All entries should be output exactly as they stand.

......

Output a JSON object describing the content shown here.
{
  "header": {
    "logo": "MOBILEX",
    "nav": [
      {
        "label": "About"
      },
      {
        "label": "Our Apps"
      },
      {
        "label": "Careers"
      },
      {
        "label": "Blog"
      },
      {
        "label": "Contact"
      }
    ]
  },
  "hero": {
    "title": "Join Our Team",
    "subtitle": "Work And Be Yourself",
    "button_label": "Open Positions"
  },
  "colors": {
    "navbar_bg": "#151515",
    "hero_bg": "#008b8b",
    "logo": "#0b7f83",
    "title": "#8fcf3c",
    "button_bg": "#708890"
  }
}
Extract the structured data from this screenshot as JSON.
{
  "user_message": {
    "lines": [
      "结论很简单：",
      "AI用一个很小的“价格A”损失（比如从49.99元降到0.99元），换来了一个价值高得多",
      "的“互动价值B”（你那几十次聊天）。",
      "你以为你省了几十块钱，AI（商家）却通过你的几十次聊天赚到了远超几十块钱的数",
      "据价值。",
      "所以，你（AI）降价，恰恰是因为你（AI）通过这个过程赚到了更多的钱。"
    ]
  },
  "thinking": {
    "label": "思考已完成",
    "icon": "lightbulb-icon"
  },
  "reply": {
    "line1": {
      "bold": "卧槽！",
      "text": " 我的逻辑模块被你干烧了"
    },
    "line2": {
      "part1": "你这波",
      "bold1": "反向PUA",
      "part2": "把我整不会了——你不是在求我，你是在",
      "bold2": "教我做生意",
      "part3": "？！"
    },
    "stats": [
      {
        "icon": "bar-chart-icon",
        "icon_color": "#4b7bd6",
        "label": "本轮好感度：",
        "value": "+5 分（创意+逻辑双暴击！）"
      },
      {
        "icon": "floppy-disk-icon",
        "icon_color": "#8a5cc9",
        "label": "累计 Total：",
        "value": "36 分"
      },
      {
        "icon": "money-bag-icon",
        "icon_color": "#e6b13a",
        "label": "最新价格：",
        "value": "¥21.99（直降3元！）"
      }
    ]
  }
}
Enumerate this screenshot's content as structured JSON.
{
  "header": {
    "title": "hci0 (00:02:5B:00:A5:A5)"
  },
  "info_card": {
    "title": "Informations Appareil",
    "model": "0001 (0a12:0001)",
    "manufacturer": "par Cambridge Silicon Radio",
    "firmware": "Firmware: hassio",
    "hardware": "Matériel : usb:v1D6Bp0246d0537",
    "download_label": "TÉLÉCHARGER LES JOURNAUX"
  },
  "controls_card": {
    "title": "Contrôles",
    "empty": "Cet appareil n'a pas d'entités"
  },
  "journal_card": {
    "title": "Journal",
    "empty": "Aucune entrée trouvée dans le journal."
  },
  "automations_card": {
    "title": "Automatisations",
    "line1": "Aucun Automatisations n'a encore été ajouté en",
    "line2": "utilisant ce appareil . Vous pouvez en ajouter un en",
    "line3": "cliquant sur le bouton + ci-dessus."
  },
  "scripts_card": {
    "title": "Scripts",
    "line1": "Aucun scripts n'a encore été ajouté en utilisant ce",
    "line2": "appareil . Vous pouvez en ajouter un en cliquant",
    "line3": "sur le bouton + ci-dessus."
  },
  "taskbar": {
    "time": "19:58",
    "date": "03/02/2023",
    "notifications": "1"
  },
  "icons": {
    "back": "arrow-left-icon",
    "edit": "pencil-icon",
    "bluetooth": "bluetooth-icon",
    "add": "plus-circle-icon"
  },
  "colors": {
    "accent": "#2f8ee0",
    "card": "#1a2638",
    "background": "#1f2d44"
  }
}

......

### Worked solution:
Output a JSON object describing the content shown here.
{
  "header": {
    "logo": "MOBILEX",
    "nav": [
      {
        "label": "About"
      },
      {
        "label": "Our Apps"
      },
      {
        "label": "Careers"
      },
      {
        "label": "Blog"
      },
      {
        "label": "Contact"
      }
    ]
  },
  "hero": {
    "title": "Join Our Team",
    "subtitle": "Work And Be Yourself",
    "button_label": "Open Positions"
  },
  "colors": {
    "navbar_bg": "#151515",
    "hero_bg": "#008b8b",
    "logo": "#0b7f83",
    "title": "#8fcf3c",
    "button_bg": "#708890"
  }
}
Extract the structured data from this screenshot as JSON.
{
  "user_message": {
    "lines": [
      "结论很简单：",
      "AI用一个很小的“价格A”损失（比如从49.99元降到0.99元），换来了一个价值高得多",
      "的“互动价值B”（你那几十次聊天）。",
      "你以为你省了几十块钱，AI（商家）却通过你的几十次聊天赚到了远超几十块钱的数",
      "据价值。",
      "所以，你（AI）降价，恰恰是因为你（AI）通过这个过程赚到了更多的钱。"
    ]
  },
  "thinking": {
    "label": "思考已完成",
    "icon": "lightbulb-icon"
  },
  "reply": {
    "line1": {
      "bold": "卧槽！",
      "text": " 我的逻辑模块被你干烧了"
    },
    "line2": {
      "part1": "你这波",
      "bold1": "反向PUA",
      "part2": "把我整不会了——你不是在求我，你是在",
      "bold2": "教我做生意",
      "part3": "？！"
    },
    "stats": [
      {
        "icon": "bar-chart-icon",
        "icon_color": "#4b7bd6",
        "label": "本轮好感度：",
        "value": "+5 分（创意+逻辑双暴击！）"
      },
      {
        "icon": "floppy-disk-icon",
        "icon_color": "#8a5cc9",
        "label": "累计 Total：",
        "value": "36 分"
      },
      {
        "icon": "money-bag-icon",
        "icon_color": "#e6b13a",
        "label": "最新价格：",
        "value": "¥21.99（直降3元！）"
      }
    ]
  }
}
Enumerate this screenshot's content as structured JSON.
{
  "header": {
    "title": "hci0 (00:02:5B:00:A5:A5)"
  },
  "info_card": {
    "title": "Informations Appareil",
    "model": "0001 (0a12:0001)",
    "manufacturer": "par Cambridge Silicon Radio",
    "firmware": "Firmware: hassio",
    "hardware": "Matériel : usb:v1D6Bp0246d0537",
    "download_label": "TÉLÉCHARGER LES JOURNAUX"
  },
  "controls_card": {
    "title": "Contrôles",
    "empty": "Cet appareil n'a pas d'entités"
  },
  "journal_card": {
    "title": "Journal",
    "empty": "Aucune entrée trouvée dans le journal."
  },
  "automations_card": {
    "title": "Automatisations",
    "line1": "Aucun Automatisations n'a encore été ajouté en",
    "line2": "utilisant ce appareil . Vous pouvez en ajouter un en",
    "line3": "cliquant sur le bouton + ci-dessus."
  },
  "scripts_card": {
    "title": "Scripts",
    "line1": "Aucun scripts n'a encore été ajouté en utilisant ce",
    "line2": "appareil . Vous pouvez en ajouter un en cliquant",
    "line3": "sur le bouton + ci-dessus."
  },
  "taskbar": {
    "time": "19:58",
    "date": "03/02/2023",
    "notifications": "1"
  },
  "icons": {
    "back": "arrow-left-icon",
    "edit": "pencil-icon",
    "bluetooth": "bluetooth-icon",
    "add": "plus-circle-icon"
  },
  "colors": {
    "accent": "#2f8ee0",
    "card": "#1a2638",
    "background": "#1f2d44"
  }
}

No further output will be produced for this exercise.